• [Challenge]: Copy each line with the word "exige" in it.

• [Task data]:
□ □ □
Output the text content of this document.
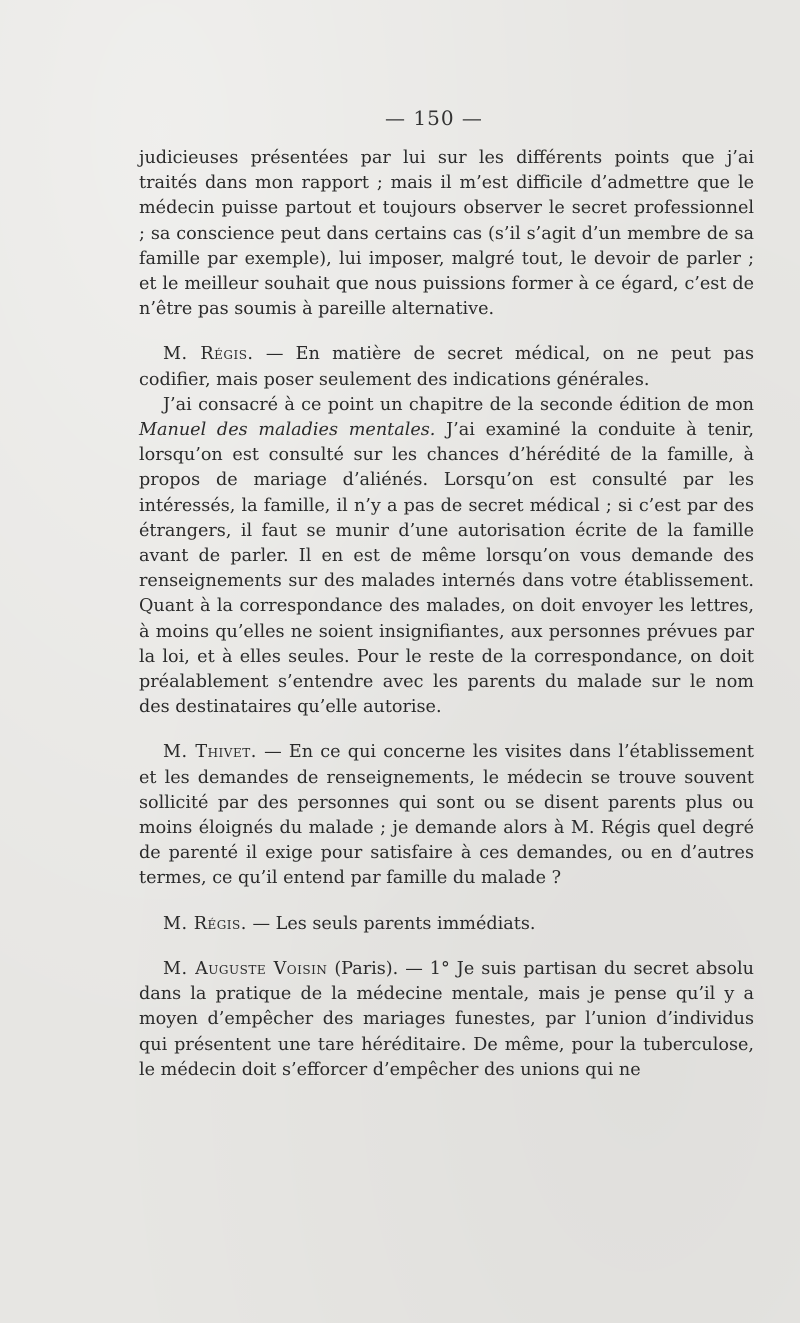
— 150 —

judicieuses présentées par lui sur les différents points que j’ai traités dans mon rapport ; mais il m’est difficile d’admettre que le médecin puisse partout et toujours observer le secret professionnel ; sa conscience peut dans certains cas (s’il s’agit d’un membre de sa famille par exemple), lui imposer, malgré tout, le devoir de parler ; et le meilleur souhait que nous puissions former à ce égard, c’est de n’être pas soumis à pareille alternative.

M. Régis. — En matière de secret médical, on ne peut pas codifier, mais poser seulement des indications générales.

J’ai consacré à ce point un chapitre de la seconde édition de mon Manuel des maladies mentales. J’ai examiné la conduite à tenir, lorsqu’on est consulté sur les chances d’hérédité de la famille, à propos de mariage d’aliénés. Lorsqu’on est consulté par les intéressés, la famille, il n’y a pas de secret médical ; si c’est par des étrangers, il faut se munir d’une autorisation écrite de la famille avant de parler. Il en est de même lorsqu’on vous demande des renseignements sur des malades internés dans votre établissement. Quant à la correspondance des malades, on doit envoyer les lettres, à moins qu’elles ne soient insignifiantes, aux personnes prévues par la loi, et à elles seules. Pour le reste de la correspondance, on doit préalablement s’entendre avec les parents du malade sur le nom des destinataires qu’elle autorise.

M. Thivet. — En ce qui concerne les visites dans l’établissement et les demandes de renseignements, le médecin se trouve souvent sollicité par des personnes qui sont ou se disent parents plus ou moins éloignés du malade ; je demande alors à M. Régis quel degré de parenté il exige pour satisfaire à ces demandes, ou en d’autres termes, ce qu’il entend par famille du malade ?

M. Régis. — Les seuls parents immédiats.

M. Auguste Voisin (Paris). — 1° Je suis partisan du secret absolu dans la pratique de la médecine mentale, mais je pense qu’il y a moyen d’empêcher des mariages funestes, par l’union d’individus qui présentent une tare héréditaire. De même, pour la tuberculose, le médecin doit s’efforcer d’empêcher des unions qui ne
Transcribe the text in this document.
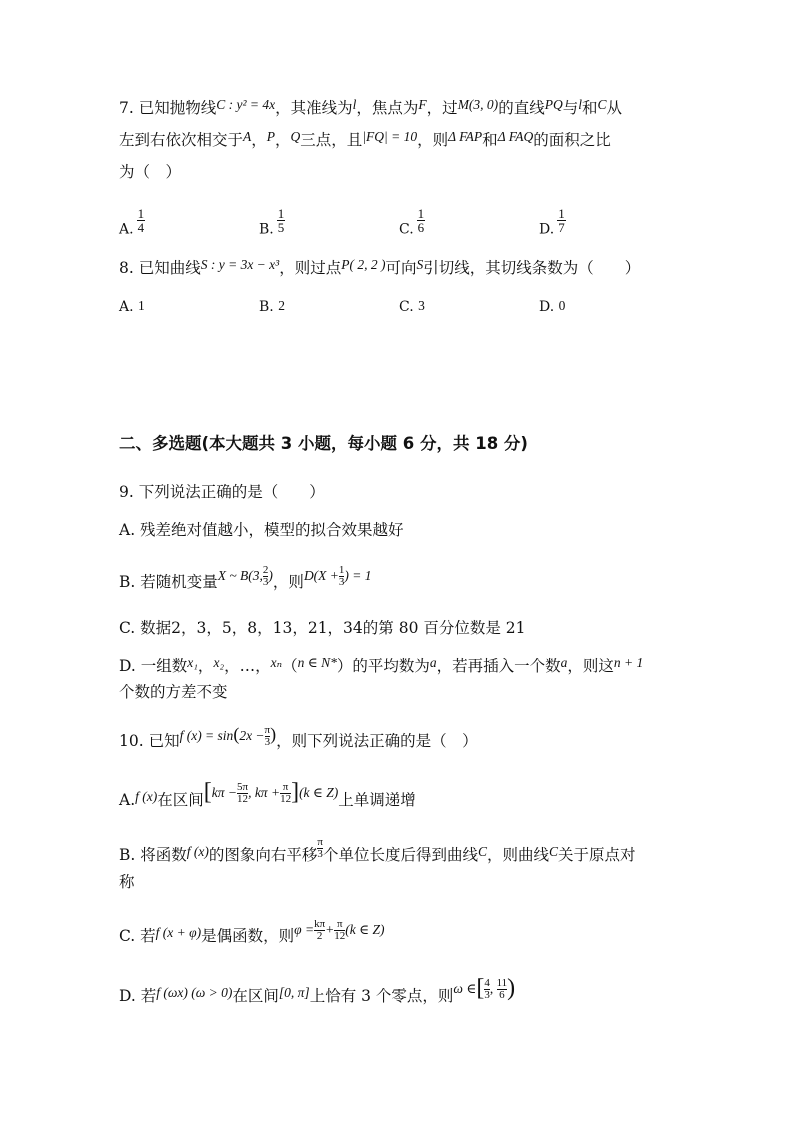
7. 已知抛物线C : y² = 4x，其准线为l，焦点为F，过M(3, 0)的直线PQ与l和C从
左到右依次相交于A，P，Q三点，且|FQ| = 10，则Δ FAP和Δ FAQ的面积之比
为（　）
A. $\frac{1}{4}$	B. $\frac{1}{5}$	C. $\frac{1}{6}$	D. $\frac{1}{7}$
8. 已知曲线S : y = 3x − x³，则过点P( 2, 2 )可向S引切线，其切线条数为（　　）
A. 1	B. 2	C. 3	D. 0
二、多选题(本大题共 3 小题，每小题 6 分，共 18 分)
9. 下列说法正确的是（　　）
A. 残差绝对值越小，模型的拟合效果越好
B. 若随机变量X ~ B(3, $\frac{2}{3}$ )，则$D(X + \frac{1}{3}$ ) = 1
C. 数据2，3，5，8，13，21，34的第 80 百分位数是 21
D. 一组数x₁，x₂，…，xₙ（n ∈ N*）的平均数为a，若再插入一个数a，则这n + 1
个数的方差不变
10. 已知f $(x) = \sin(2x - \frac{\pi}{3}$ )，则下列说法正确的是（　）
A.f (x)在区间[$k\pi - \frac{5\pi}{12}$ , $k\pi + \frac{\pi}{12} ](k$ ∈ Z)上单调递增
B. 将函数f (x)的图象向右平移 $\frac{\pi}{3}$ 个单位长度后得到曲线C，则曲线C关于原点对
称
C. 若f (x + φ)是偶函数，则$\varphi = \frac{k\pi}{2} + \frac{\pi}{12} (k$ ∈ Z)
D. 若f (ωx) (ω > 0)在区间[0, π]上恰有 3 个零点，则ω ∈[ $\frac{4}{3}$ , $\frac{11}{6}$ )
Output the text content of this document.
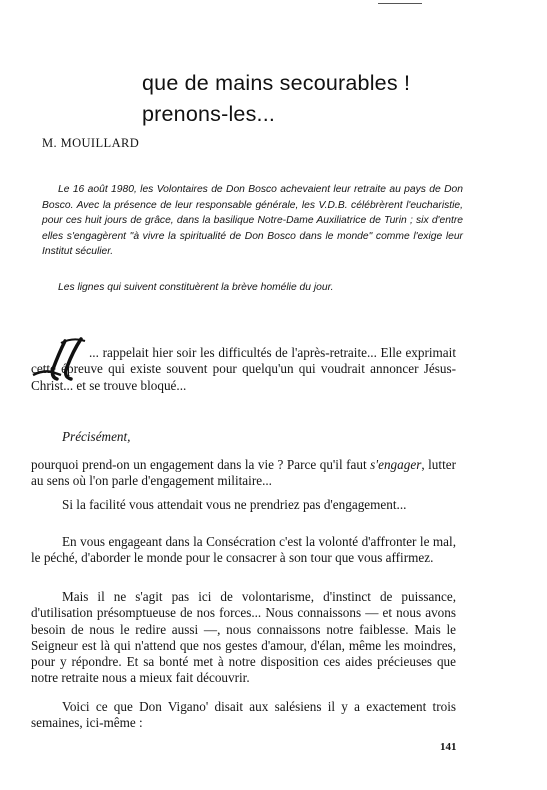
que de mains secourables !
prenons-les...
M. MOUILLARD

Le 16 août 1980, les Volontaires de Don Bosco achevaient leur retraite au pays de Don Bosco. Avec la présence de leur responsable générale, les V.D.B. célébrèrent l'eucharistie, pour ces huit jours de grâce, dans la basilique Notre-Dame Auxiliatrice de Turin ; six d'entre elles s'engagèrent "à vivre la spiritualité de Don Bosco dans le monde" comme l'exige leur Institut séculier.

Les lignes qui suivent constituèrent la brève homélie du jour.

... rappelait hier soir les difficultés de l'après-retraite... Elle exprimait cette épreuve qui existe souvent pour quelqu'un qui voudrait annoncer Jésus-Christ... et se trouve bloqué...

Précisément,

pourquoi prend-on un engagement dans la vie ? Parce qu'il faut s'engager, lutter au sens où l'on parle d'engagement militaire...

Si la facilité vous attendait vous ne prendriez pas d'engagement...

En vous engageant dans la Consécration c'est la volonté d'affronter le mal, le péché, d'aborder le monde pour le consacrer à son tour que vous affirmez.

Mais il ne s'agit pas ici de volontarisme, d'instinct de puissance, d'utilisation présomptueuse de nos forces... Nous connaissons — et nous avons besoin de nous le redire aussi —, nous connaissons notre faiblesse. Mais le Seigneur est là qui n'attend que nos gestes d'amour, d'élan, même les moindres, pour y répondre. Et sa bonté met à notre disposition ces aides précieuses que notre retraite nous a mieux fait découvrir.

Voici ce que Don Vigano' disait aux salésiens il y a exactement trois semaines, ici-même :

141
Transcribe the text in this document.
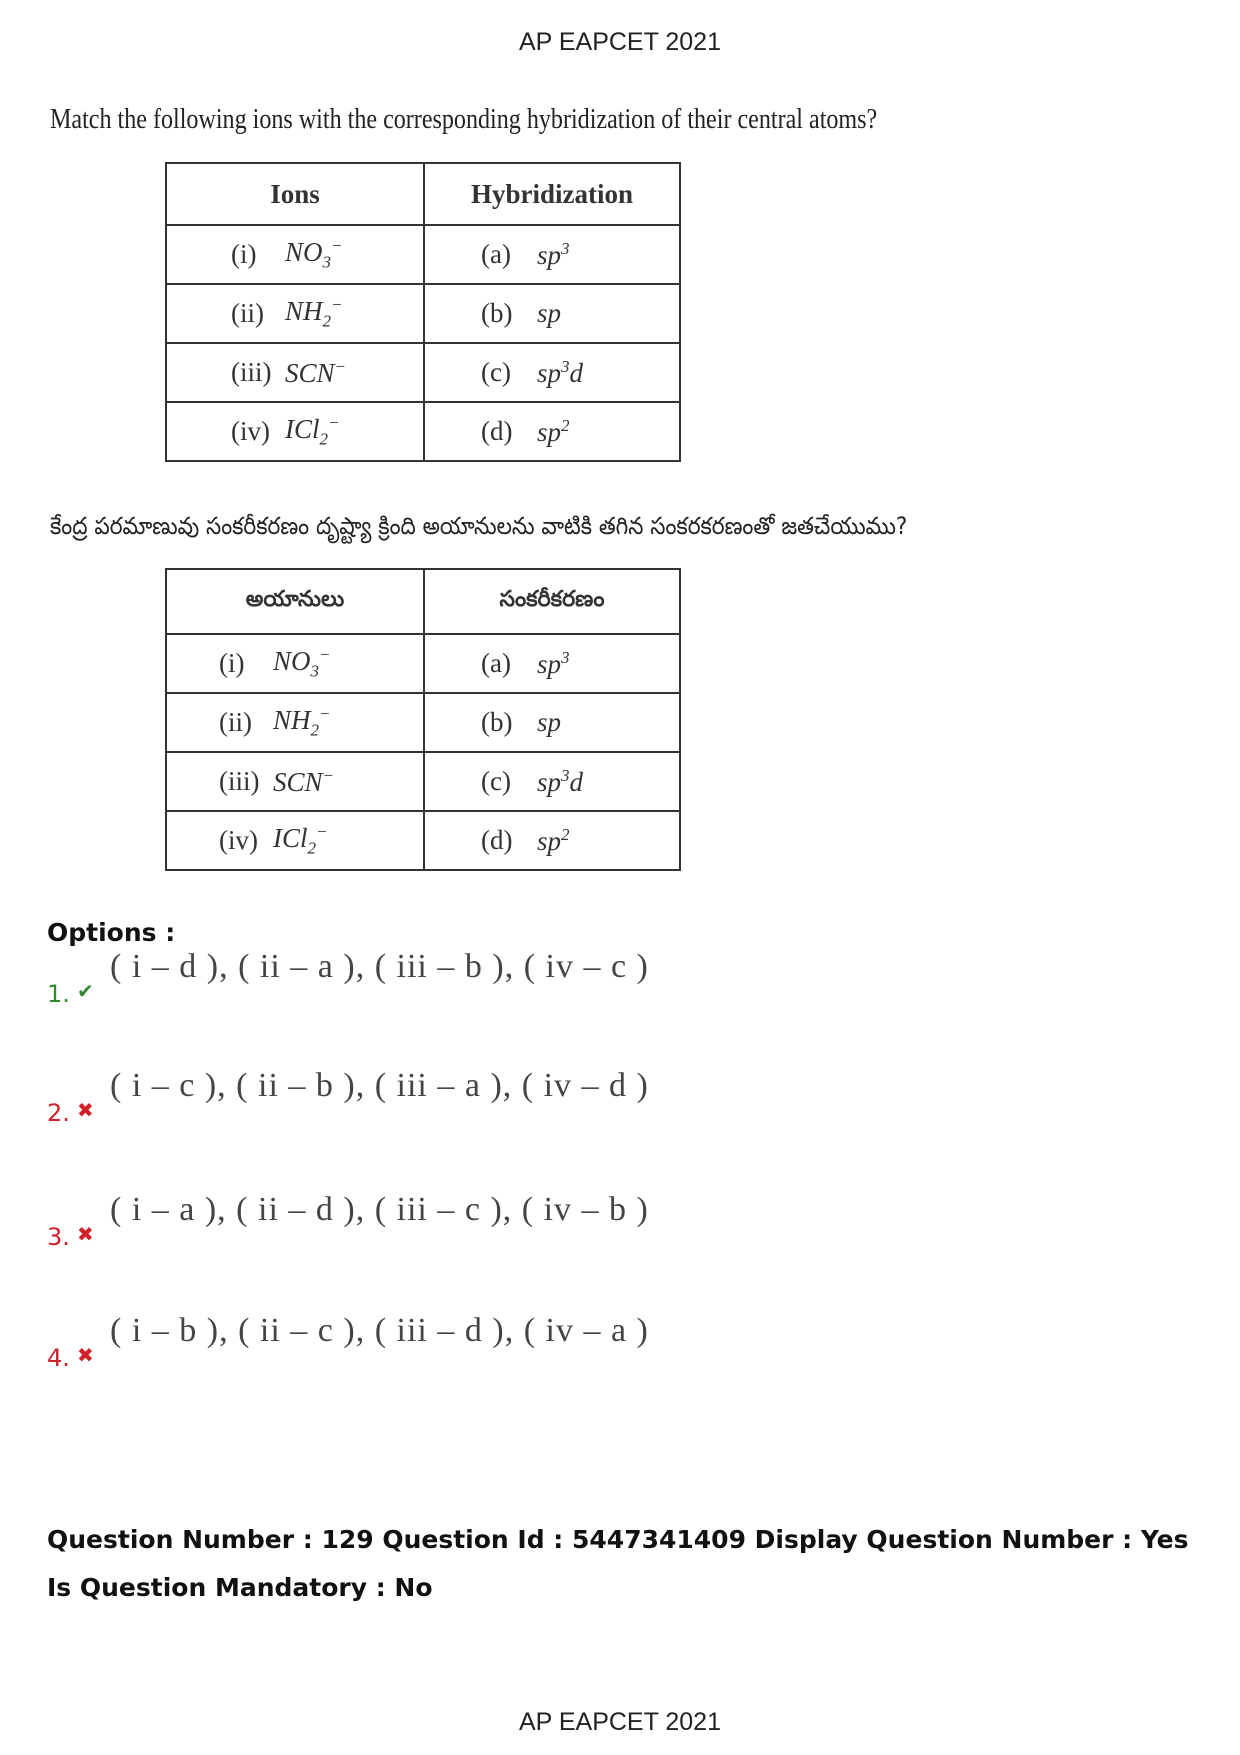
AP EAPCET 2021
Match the following ions with the corresponding hybridization of their central atoms?
Ions	Hybridization

(i) $NO_3^-$	(a) $sp^3$

(ii) $NH_2^-$	(b) sp

(iii) SCN−	(c) $sp^3d$

(iv) ICl$_2$−	(d) $sp^2$
కేంద్ర పరమాణువు సంకరీకరణం దృష్ట్యా క్రింది అయానులను వాటికి తగిన సంకరకరణంతో జతచేయుము?
అయానులు	సంకరీకరణం

(i) $NO_3^-$	(a) $sp^3$

(ii) $NH_2^-$	(b) sp

(iii) SCN−	(c) $sp^3d$

(iv) ICl$_2$−	(d) $sp^2$
Options :
1. ✔
( i – d ), ( ii – a ), ( iii – b ), ( iv – c )
2. ✖
( i – c ), ( ii – b ), ( iii – a ), ( iv – d )
3. ✖
( i – a ), ( ii – d ), ( iii – c ), ( iv – b )
4. ✖
( i – b ), ( ii – c ), ( iii – d ), ( iv – a )
Question Number : 129 Question Id : 5447341409 Display Question Number : Yes Is Question Mandatory : No
AP EAPCET 2021
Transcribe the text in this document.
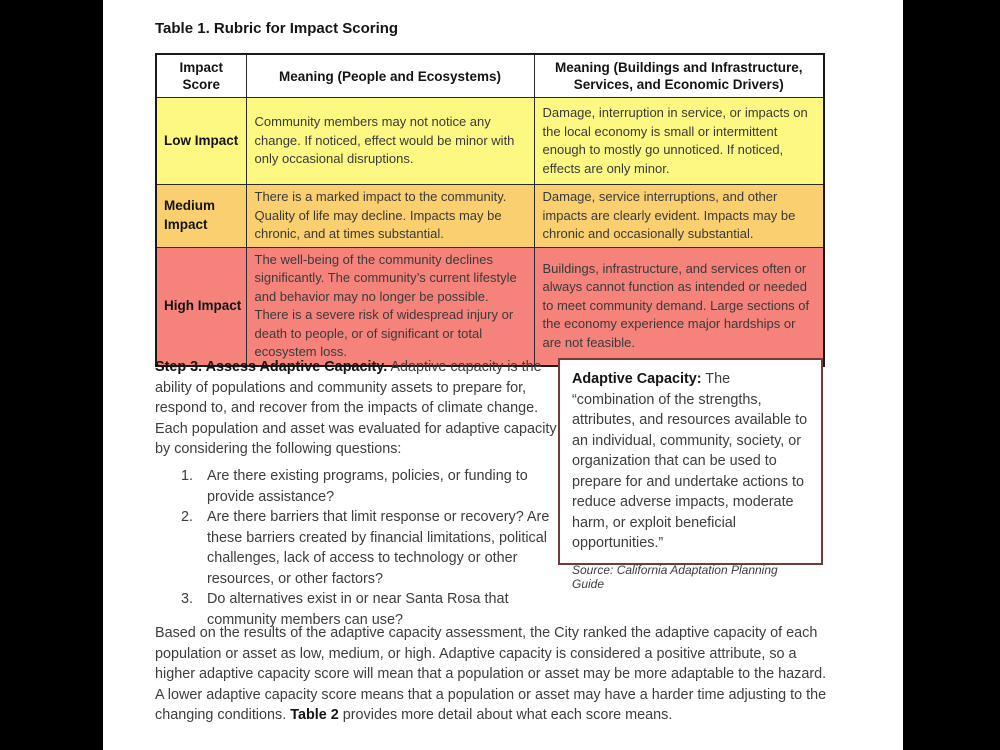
Table 1. Rubric for Impact Scoring
Impact Score	Meaning (People and Ecosystems)	Meaning (Buildings and Infrastructure, Services, and Economic Drivers)
Low Impact	Community members may not notice any change. If noticed, effect would be minor with only occasional disruptions.	Damage, interruption in service, or impacts on the local economy is small or intermittent enough to mostly go unnoticed. If noticed, effects are only minor.
Medium Impact	There is a marked impact to the community. Quality of life may decline. Impacts may be chronic, and at times substantial.	Damage, service interruptions, and other impacts are clearly evident. Impacts may be chronic and occasionally substantial.
High Impact	The well-being of the community declines significantly. The community’s current lifestyle and behavior may no longer be possible. There is a severe risk of widespread injury or death to people, or of significant or total ecosystem loss.	Buildings, infrastructure, and services often or always cannot function as intended or needed to meet community demand. Large sections of the economy experience major hardships or are not feasible.
Step 3. Assess Adaptive Capacity. Adaptive capacity is the ability of populations and community assets to prepare for, respond to, and recover from the impacts of climate change. Each population and asset was evaluated for adaptive capacity by considering the following questions:
1. Are there existing programs, policies, or funding to provide assistance?
2. Are there barriers that limit response or recovery? Are these barriers created by financial limitations, political challenges, lack of access to technology or other resources, or other factors?
3. Do alternatives exist in or near Santa Rosa that community members can use?
Adaptive Capacity: The “combination of the strengths, attributes, and resources available to an individual, community, society, or organization that can be used to prepare for and undertake actions to reduce adverse impacts, moderate harm, or exploit beneficial opportunities.”
Source: California Adaptation Planning Guide
Based on the results of the adaptive capacity assessment, the City ranked the adaptive capacity of each population or asset as low, medium, or high. Adaptive capacity is considered a positive attribute, so a higher adaptive capacity score will mean that a population or asset may be more adaptable to the hazard. A lower adaptive capacity score means that a population or asset may have a harder time adjusting to the changing conditions. Table 2 provides more detail about what each score means.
□ □ □
• [Solution for this exercise]:
M. Thivet. — En ce qui concerne les visites dans l’établissement et les demandes de renseignements, le médecin se trouve souvent sollicité par des personnes qui sont ou se disent parents plus ou moins éloignés du malade ; je demande alors à M. Régis quel degré de parenté il exige pour satisfaire à ces demandes, ou en d’autres termes, ce qu’il entend par famille du malade ?
Le 16 août 1980, les Volontaires de Don Bosco achevaient leur retraite au pays de Don Bosco. Avec la présence de leur responsable générale, les V.D.B. célébrèrent l'eucharistie, pour ces huit jours de grâce, dans la basilique Notre-Dame Auxiliatrice de Turin ; six d'entre elles s'engagèrent "à vivre la spiritualité de Don Bosco dans le monde" comme l'exige leur Institut séculier.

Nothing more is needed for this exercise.